- What the task requires
Transcribe the whole listing below without changing a word, but leave out every image.

── Records for processing

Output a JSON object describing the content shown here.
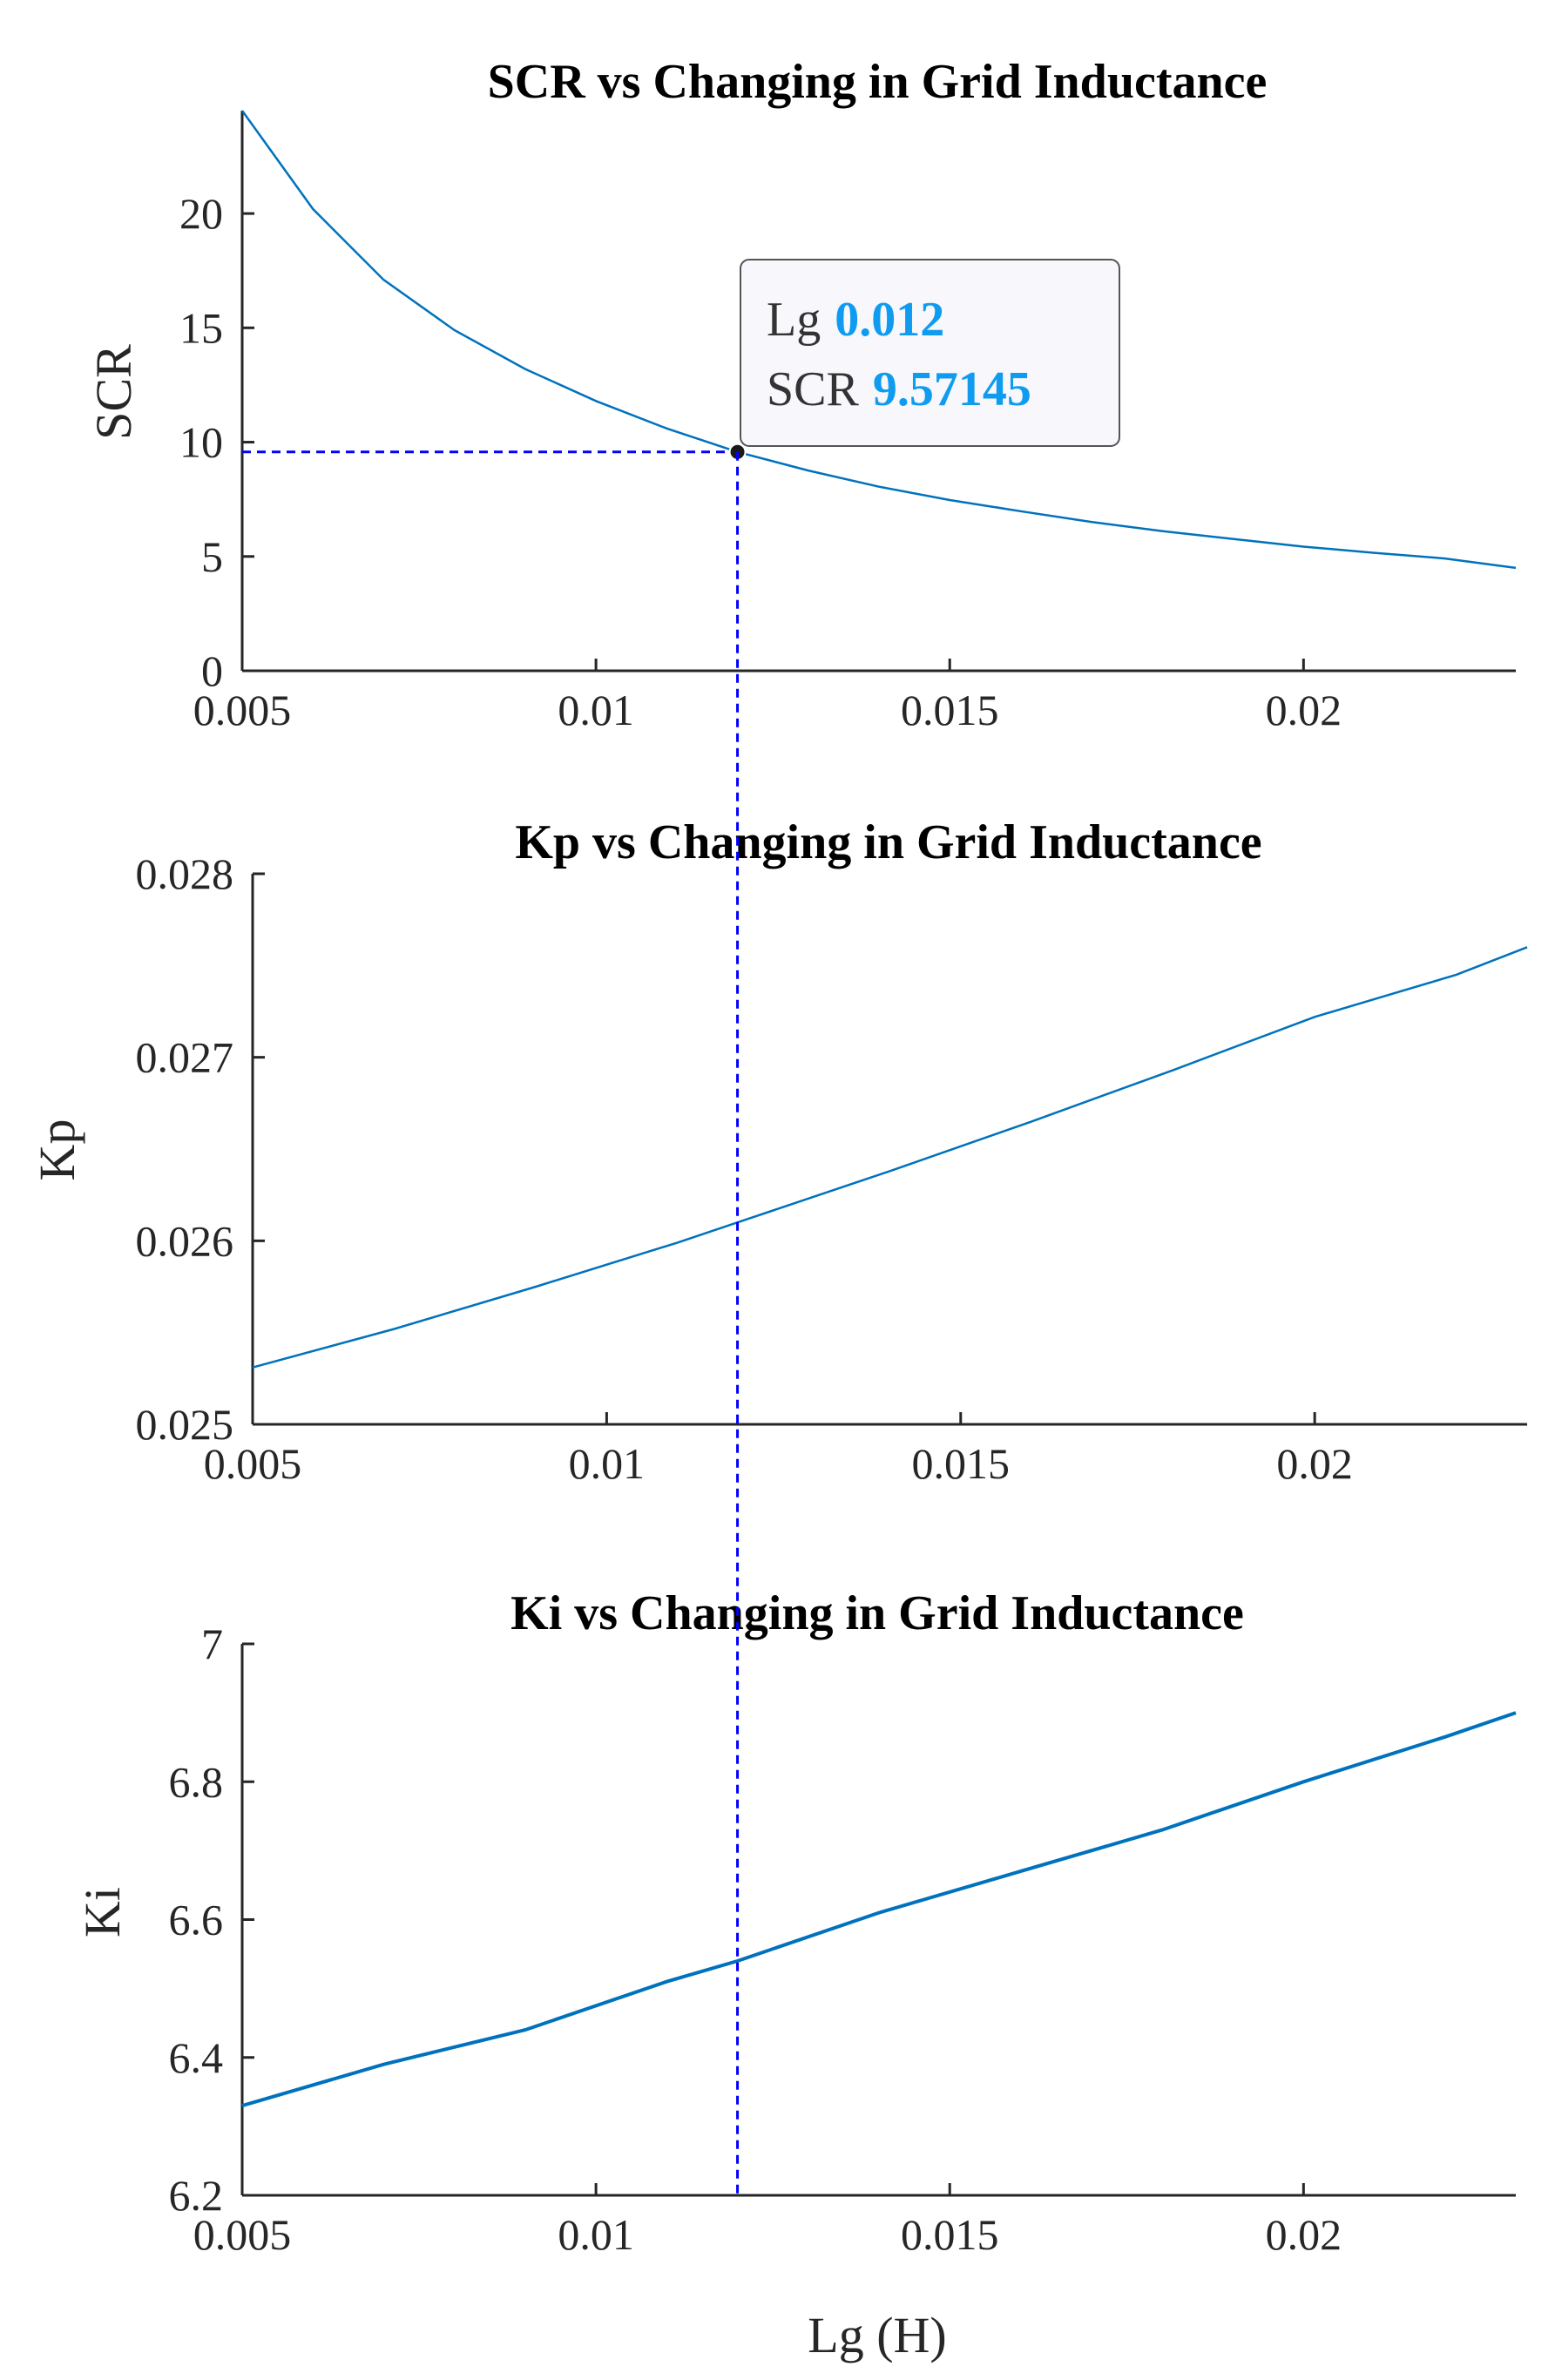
{
  "chart_data": [
    {
      "type": "line",
      "title": "SCR vs Changing in Grid Inductance",
      "xlabel": "",
      "ylabel": "SCR",
      "xlim": [
        0.005,
        0.023
      ],
      "ylim": [
        0,
        24.5
      ],
      "xticks": [
        "0.005",
        "0.01",
        "0.015",
        "0.02"
      ],
      "yticks": [
        "0",
        "5",
        "10",
        "15",
        "20"
      ],
      "series": [
        {
          "name": "SCR",
          "color": "#0072BD",
          "x": [
            0.005,
            0.006,
            0.007,
            0.008,
            0.009,
            0.01,
            0.011,
            0.012,
            0.013,
            0.014,
            0.015,
            0.016,
            0.017,
            0.018,
            0.019,
            0.02,
            0.021,
            0.022,
            0.023
          ],
          "y": [
            24.5,
            20.2,
            17.1,
            14.9,
            13.2,
            11.8,
            10.6,
            9.57145,
            8.76,
            8.05,
            7.47,
            6.98,
            6.51,
            6.11,
            5.77,
            5.43,
            5.16,
            4.91,
            4.5
          ]
        }
      ],
      "datatip": {
        "x_label": "Lg",
        "x_value": "0.012",
        "y_label": "SCR",
        "y_value": "9.57145",
        "x": 0.012,
        "y": 9.57145
      }
    },
    {
      "type": "line",
      "title": "Kp vs Changing in Grid Inductance",
      "xlabel": "",
      "ylabel": "Kp",
      "xlim": [
        0.005,
        0.023
      ],
      "ylim": [
        0.025,
        0.028
      ],
      "xticks": [
        "0.005",
        "0.01",
        "0.015",
        "0.02"
      ],
      "yticks": [
        "0.025",
        "0.026",
        "0.027",
        "0.028"
      ],
      "series": [
        {
          "name": "Kp",
          "color": "#0072BD",
          "x": [
            0.005,
            0.007,
            0.009,
            0.011,
            0.012,
            0.014,
            0.016,
            0.018,
            0.02,
            0.022,
            0.023
          ],
          "y": [
            0.02531,
            0.02552,
            0.02575,
            0.02599,
            0.02612,
            0.02638,
            0.02665,
            0.02693,
            0.02722,
            0.02745,
            0.0276
          ]
        }
      ]
    },
    {
      "type": "line",
      "title": "Ki vs Changing in Grid Inductance",
      "xlabel": "Lg (H)",
      "ylabel": "Ki",
      "xlim": [
        0.005,
        0.023
      ],
      "ylim": [
        6.2,
        7.0
      ],
      "xticks": [
        "0.005",
        "0.01",
        "0.015",
        "0.02"
      ],
      "yticks": [
        "6.2",
        "6.4",
        "6.6",
        "6.8",
        "7"
      ],
      "series": [
        {
          "name": "Ki",
          "color": "#0072BD",
          "x": [
            0.005,
            0.007,
            0.009,
            0.011,
            0.012,
            0.014,
            0.016,
            0.018,
            0.02,
            0.022,
            0.023
          ],
          "y": [
            6.33,
            6.39,
            6.44,
            6.51,
            6.54,
            6.61,
            6.67,
            6.73,
            6.8,
            6.865,
            6.9
          ]
        }
      ]
    }
  ],
  "marker_line": {
    "x": 0.012,
    "color": "#0000ff"
  }
}
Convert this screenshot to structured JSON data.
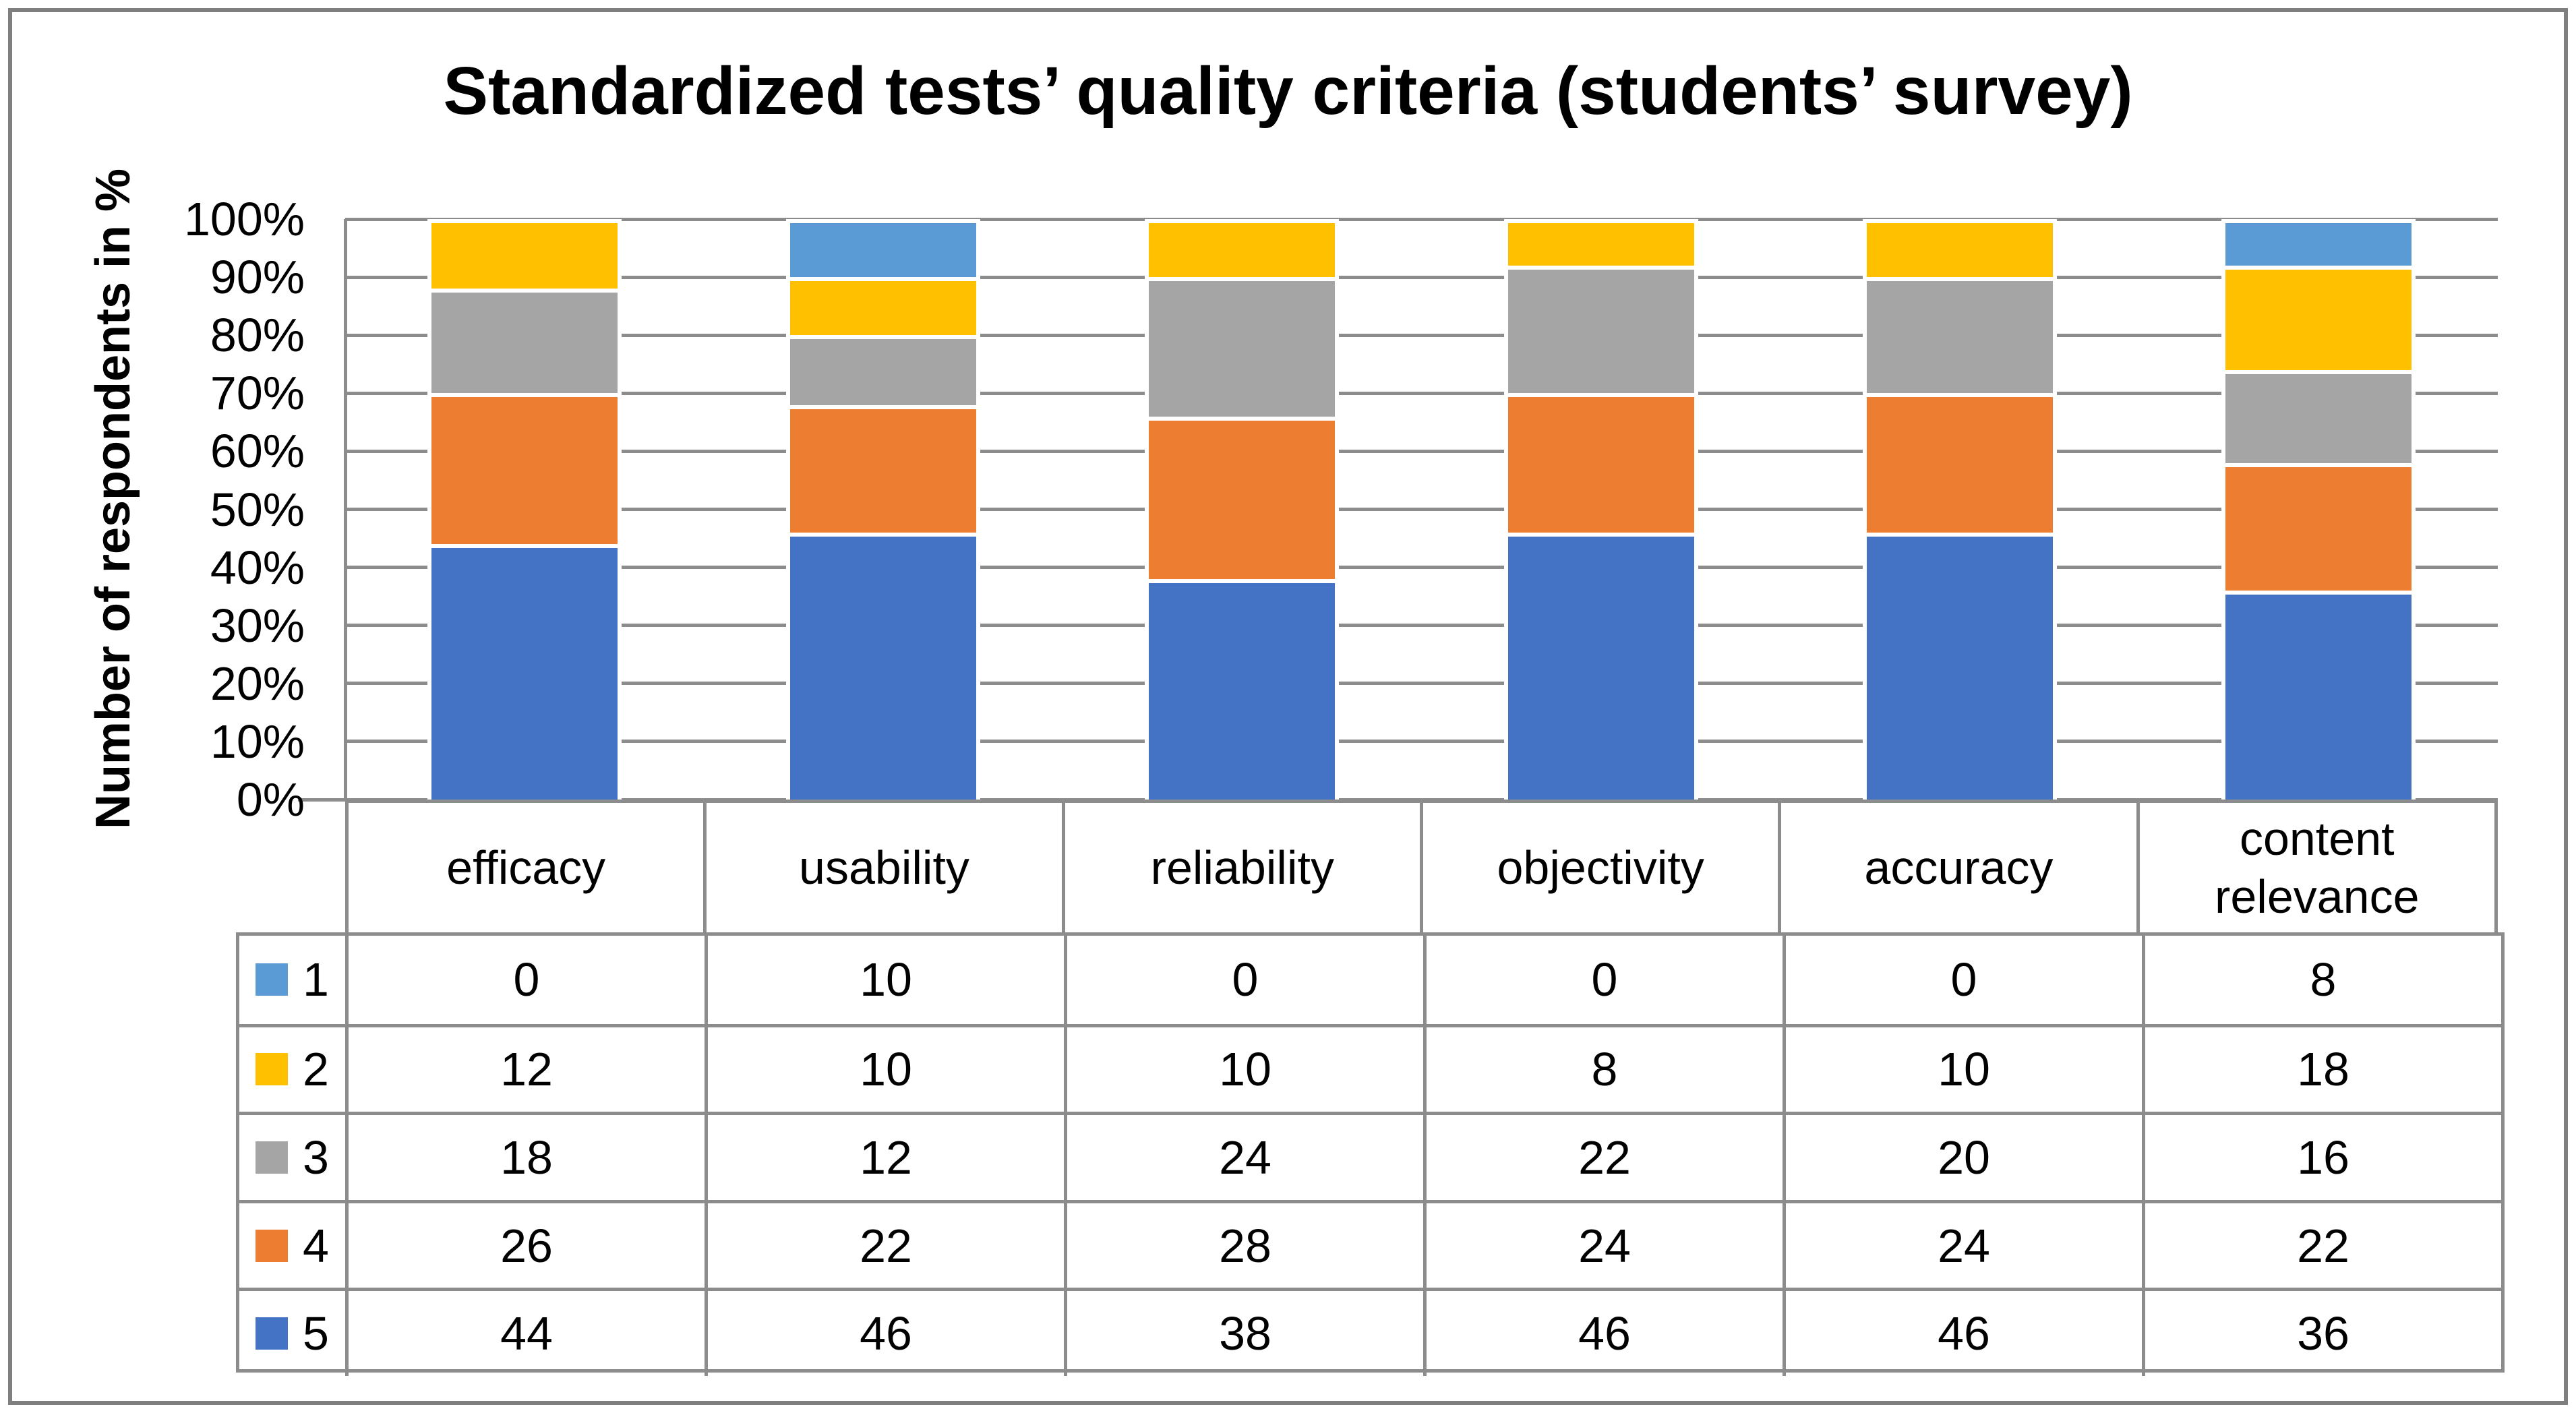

────

- Full answer
Output a JSON object describing the content shown here.
{
  "chart_data": [
    {
      "type": "line",
      "title": "SCR vs Changing in Grid Inductance",
      "xlabel": "",
      "ylabel": "SCR",
      "xlim": [
        0.005,
        0.023
      ],
      "ylim": [
        0,
        24.5
      ],
      "xticks": [
        "0.005",
        "0.01",
        "0.015",
        "0.02"
      ],
      "yticks": [
        "0",
        "5",
        "10",
        "15",
        "20"
      ],
      "series": [
        {
          "name": "SCR",
          "color": "#0072BD",
          "x": [
            0.005,
            0.006,
            0.007,
            0.008,
            0.009,
            0.01,
            0.011,
            0.012,
            0.013,
            0.014,
            0.015,
            0.016,
            0.017,
            0.018,
            0.019,
            0.02,
            0.021,
            0.022,
            0.023
          ],
          "y": [
            24.5,
            20.2,
            17.1,
            14.9,
            13.2,
            11.8,
            10.6,
            9.57145,
            8.76,
            8.05,
            7.47,
            6.98,
            6.51,
            6.11,
            5.77,
            5.43,
            5.16,
            4.91,
            4.5
          ]
        }
      ],
      "datatip": {
        "x_label": "Lg",
        "x_value": "0.012",
        "y_label": "SCR",
        "y_value": "9.57145",
        "x": 0.012,
        "y": 9.57145
      }
    },
    {
      "type": "line",
      "title": "Kp vs Changing in Grid Inductance",
      "xlabel": "",
      "ylabel": "Kp",
      "xlim": [
        0.005,
        0.023
      ],
      "ylim": [
        0.025,
        0.028
      ],
      "xticks": [
        "0.005",
        "0.01",
        "0.015",
        "0.02"
      ],
      "yticks": [
        "0.025",
        "0.026",
        "0.027",
        "0.028"
      ],
      "series": [
        {
          "name": "Kp",
          "color": "#0072BD",
          "x": [
            0.005,
            0.007,
            0.009,
            0.011,
            0.012,
            0.014,
            0.016,
            0.018,
            0.02,
            0.022,
            0.023
          ],
          "y": [
            0.02531,
            0.02552,
            0.02575,
            0.02599,
            0.02612,
            0.02638,
            0.02665,
            0.02693,
            0.02722,
            0.02745,
            0.0276
          ]
        }
      ]
    },
    {
      "type": "line",
      "title": "Ki vs Changing in Grid Inductance",
      "xlabel": "Lg (H)",
      "ylabel": "Ki",
      "xlim": [
        0.005,
        0.023
      ],
      "ylim": [
        6.2,
        7.0
      ],
      "xticks": [
        "0.005",
        "0.01",
        "0.015",
        "0.02"
      ],
      "yticks": [
        "6.2",
        "6.4",
        "6.6",
        "6.8",
        "7"
      ],
      "series": [
        {
          "name": "Ki",
          "color": "#0072BD",
          "x": [
            0.005,
            0.007,
            0.009,
            0.011,
            0.012,
            0.014,
            0.016,
            0.018,
            0.02,
            0.022,
            0.023
          ],
          "y": [
            6.33,
            6.39,
            6.44,
            6.51,
            6.54,
            6.61,
            6.67,
            6.73,
            6.8,
            6.865,
            6.9
          ]
        }
      ]
    }
  ],
  "marker_line": {
    "x": 0.012,
    "color": "#0000ff"
  }
}
Convert this screenshot to structured JSON data.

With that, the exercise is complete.